Data for this task>
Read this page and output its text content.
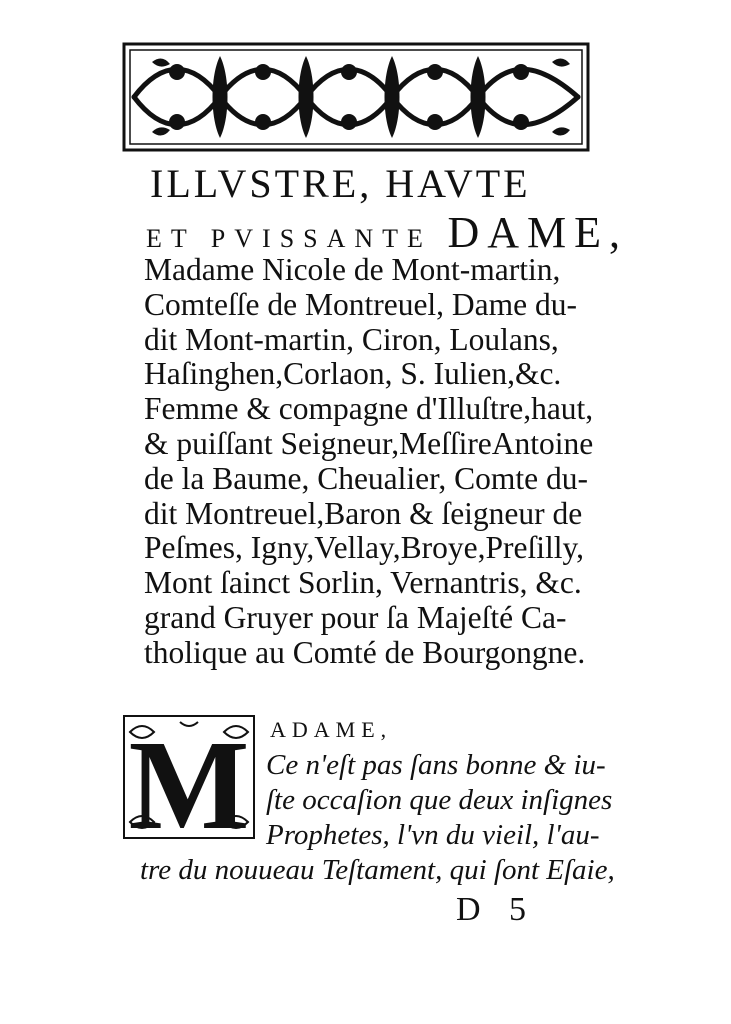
ILLVSTRE, HAVTE
ET PVISSANTE DAME,
Madame Nicole de Mont-martin,
Comteſſe de Montreuel, Dame du-
dit Mont-martin, Ciron, Loulans,
Haſinghen,Corlaon, S. Iulien,&c.
Femme & compagne d'Illuſtre,haut,
& puiſſant Seigneur,MeſſireAntoine
de la Baume, Cheualier, Comte du-
dit Montreuel,Baron & ſeigneur de
Peſmes, Igny,Vellay,Broye,Preſilly,
Mont ſainct Sorlin, Vernantris, &c.
grand Gruyer pour ſa Majeſté Ca-
tholique au Comté de Bourgongne.
M ADAME,
Ce n'eſt pas ſans bonne & iu-
ſte occaſion que deux inſignes
Prophetes, l'vn du vieil, l'au-
tre du nouueau Teſtament, qui ſont Eſaie,
D 5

What is needed>
Quote the records above exactly, leaving out any pictures.

Expected answer>
Read this page and output its text content.
ILLVSTRE, HAVTE
ET PVISSANTE DAME,
Madame Nicole de Mont-martin,
Comteſſe de Montreuel, Dame du-
dit Mont-martin, Ciron, Loulans,
Haſinghen,Corlaon, S. Iulien,&c.
Femme & compagne d'Illuſtre,haut,
& puiſſant Seigneur,MeſſireAntoine
de la Baume, Cheualier, Comte du-
dit Montreuel,Baron & ſeigneur de
Peſmes, Igny,Vellay,Broye,Preſilly,
Mont ſainct Sorlin, Vernantris, &c.
grand Gruyer pour ſa Majeſté Ca-
tholique au Comté de Bourgongne.
M ADAME,
Ce n'eſt pas ſans bonne & iu-
ſte occaſion que deux inſignes
Prophetes, l'vn du vieil, l'au-
tre du nouueau Teſtament, qui ſont Eſaie,
D 5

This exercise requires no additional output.